#### What the task asks
Reproduce the records from the line with "y-tick-label: 0 [85,897,92,910]" to the line with "colorbar-tick-label: 0.50 [865,221,890,234]", keeping every character as it appears.

#### Data section
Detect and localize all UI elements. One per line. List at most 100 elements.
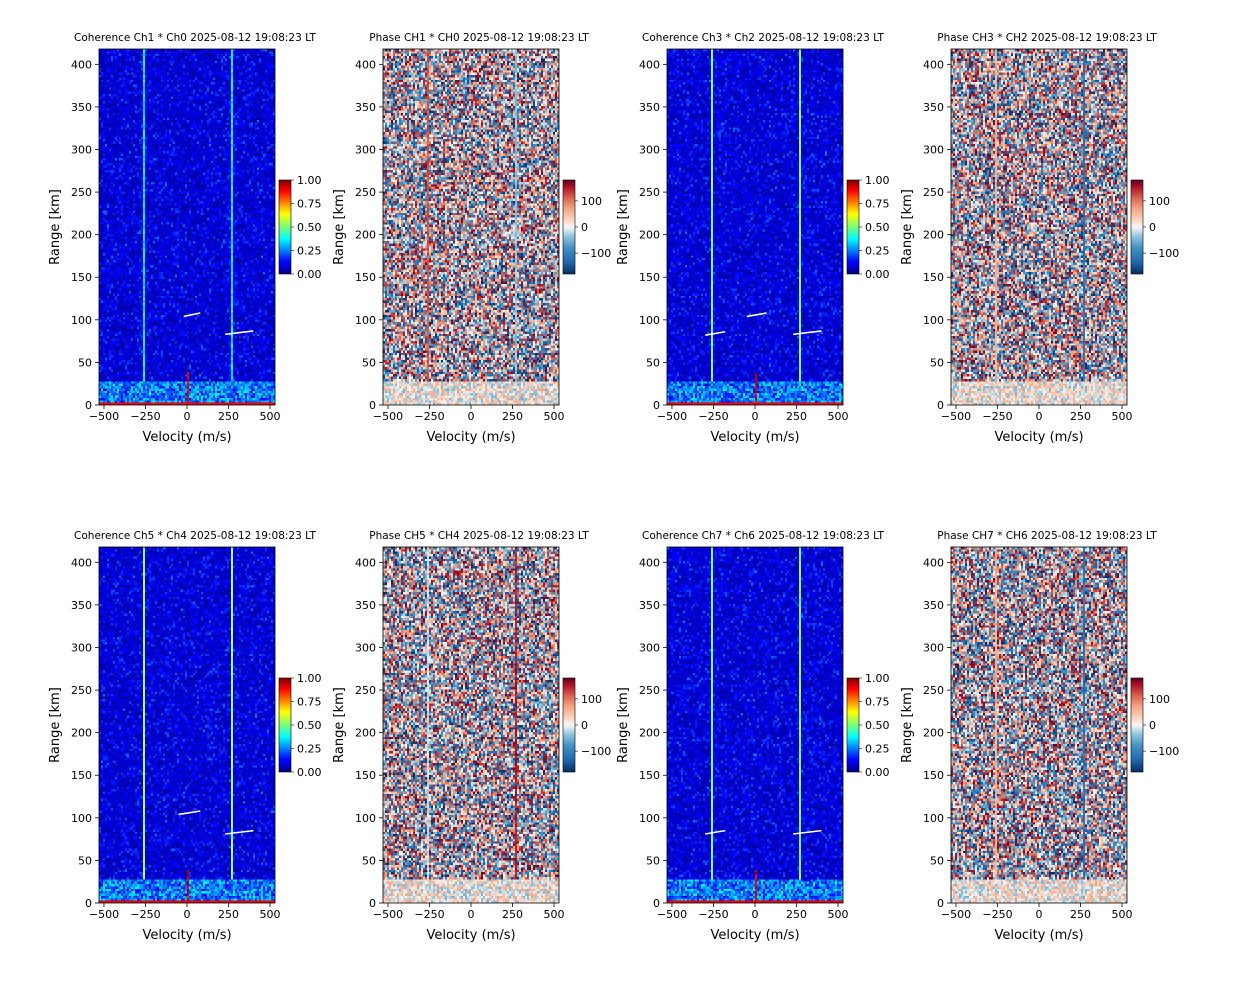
y-tick-label: 0 [85,897,92,910]
heatmap-cells [951,547,1127,903]
y-tick-label: 50 [78,854,92,867]
y-tick-label: 50 [930,356,944,369]
x-tick-label: 500 [1112,410,1133,423]
colorbar-tick-label: 0.25 [297,743,322,756]
x-tick-label: 0 [1036,908,1043,921]
y-tick-label: 300 [639,641,660,654]
colorbar-tick-label: 0.75 [297,696,322,709]
y-axis-label: Range [km] [48,189,63,265]
colorbar [279,678,291,772]
x-tick-label: 0 [468,908,475,921]
y-tick-label: 50 [78,356,92,369]
colorbar-tick-label: 0.50 [865,221,890,234]
colorbar [563,180,575,274]
y-tick-label: 150 [355,271,376,284]
colorbar-tick-label: 0 [1149,221,1156,234]
heatmap-cells [383,49,559,405]
y-axis-label: Range [km] [48,687,63,763]
y-tick-label: 150 [923,769,944,782]
colorbar-tick-label: 0.00 [297,268,322,281]
x-tick-label: −500 [657,908,687,921]
colorbar-tick-label: 0.50 [865,719,890,732]
y-tick-label: 350 [923,101,944,114]
colorbar-tick-label: 0.00 [865,268,890,281]
y-tick-label: 150 [71,769,92,782]
panel-title: Phase CH3 * CH2 2025-08-12 19:08:23 LT [937,32,1157,44]
y-tick-label: 0 [937,897,944,910]
x-tick-label: −500 [941,410,971,423]
y-axis-label: Range [km] [900,189,915,265]
x-tick-label: 500 [828,410,849,423]
y-tick-label: 0 [85,399,92,412]
y-tick-label: 300 [355,143,376,156]
colorbar [563,678,575,772]
y-axis-label: Range [km] [332,687,347,763]
y-tick-label: 100 [355,812,376,825]
colorbar-tick-label: 0.00 [865,766,890,779]
x-tick-label: −500 [941,908,971,921]
y-tick-label: 100 [639,314,660,327]
y-tick-label: 250 [355,186,376,199]
y-tick-label: 50 [646,356,660,369]
y-tick-label: 400 [639,556,660,569]
y-tick-label: 300 [71,641,92,654]
echo-feature-2 [705,829,726,835]
colorbar [1131,180,1143,274]
y-tick-label: 250 [71,186,92,199]
panel-title: Coherence Ch5 * Ch4 2025-08-12 19:08:23 … [74,530,316,542]
x-tick-label: −500 [373,410,403,423]
x-tick-label: 0 [184,410,191,423]
colorbar-tick-label: −100 [581,247,611,260]
colorbar-tick-label: 0.50 [297,719,322,732]
x-tick-label: 500 [1112,908,1133,921]
colorbar-tick-label: −100 [581,745,611,758]
colorbar-tick-label: 0.25 [865,743,890,756]
y-tick-label: 300 [923,143,944,156]
y-tick-label: 200 [355,229,376,242]
y-tick-label: 300 [923,641,944,654]
x-tick-label: 250 [786,908,807,921]
x-axis-label: Velocity (m/s) [142,928,231,943]
echo-feature-3 [746,312,767,318]
y-tick-label: 0 [369,399,376,412]
y-tick-label: 200 [639,229,660,242]
x-tick-label: 250 [786,410,807,423]
y-tick-label: 150 [639,769,660,782]
y-tick-label: 150 [639,271,660,284]
x-tick-label: 250 [502,908,523,921]
colorbar-tick-label: 0.25 [297,245,322,258]
y-tick-label: 400 [923,556,944,569]
x-tick-label: 0 [468,410,475,423]
x-tick-label: 250 [1070,410,1091,423]
colorbar [279,180,291,274]
x-axis-label: Velocity (m/s) [426,928,515,943]
x-tick-label: 250 [1070,908,1091,921]
colorbar-tick-label: −100 [1149,247,1179,260]
x-tick-label: 250 [218,410,239,423]
panel-title: Phase CH1 * CH0 2025-08-12 19:08:23 LT [369,32,589,44]
y-tick-label: 400 [639,58,660,71]
colorbar-tick-label: 100 [1149,195,1170,208]
y-tick-label: 200 [355,727,376,740]
heatmap-cells [383,547,559,903]
x-tick-label: 0 [752,908,759,921]
y-tick-label: 50 [362,356,376,369]
y-tick-label: 0 [653,399,660,412]
y-tick-label: 0 [653,897,660,910]
x-tick-label: −250 [982,410,1012,423]
x-axis-label: Velocity (m/s) [142,430,231,445]
echo-feature-2 [705,330,726,336]
y-tick-label: 200 [923,229,944,242]
panel-8: Phase CH7 * CH6 2025-08-12 19:08:23 LT −5… [900,530,1179,943]
panel-title: Phase CH5 * CH4 2025-08-12 19:08:23 LT [369,530,589,542]
y-tick-label: 150 [355,769,376,782]
panel-title: Coherence Ch1 * Ch0 2025-08-12 19:08:23 … [74,32,316,44]
colorbar-tick-label: 1.00 [865,672,890,685]
y-tick-label: 350 [639,101,660,114]
y-tick-label: 100 [71,314,92,327]
x-axis-label: Velocity (m/s) [710,430,799,445]
x-tick-label: −500 [89,908,119,921]
colorbar-tick-label: 0.75 [297,198,322,211]
x-tick-label: −250 [414,908,444,921]
y-tick-label: 100 [923,812,944,825]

#### Exercise result
y-tick-label: 0 [85,897,92,910]
heatmap-cells [951,547,1127,903]
y-tick-label: 50 [78,854,92,867]
y-tick-label: 50 [930,356,944,369]
x-tick-label: 500 [1112,410,1133,423]
colorbar-tick-label: 0.25 [297,743,322,756]
x-tick-label: 0 [1036,908,1043,921]
y-tick-label: 300 [639,641,660,654]
colorbar-tick-label: 0.75 [297,696,322,709]
y-axis-label: Range [km] [48,189,63,265]
colorbar [279,678,291,772]
x-tick-label: 0 [468,908,475,921]
y-tick-label: 50 [78,356,92,369]
colorbar-tick-label: 0.50 [865,221,890,234]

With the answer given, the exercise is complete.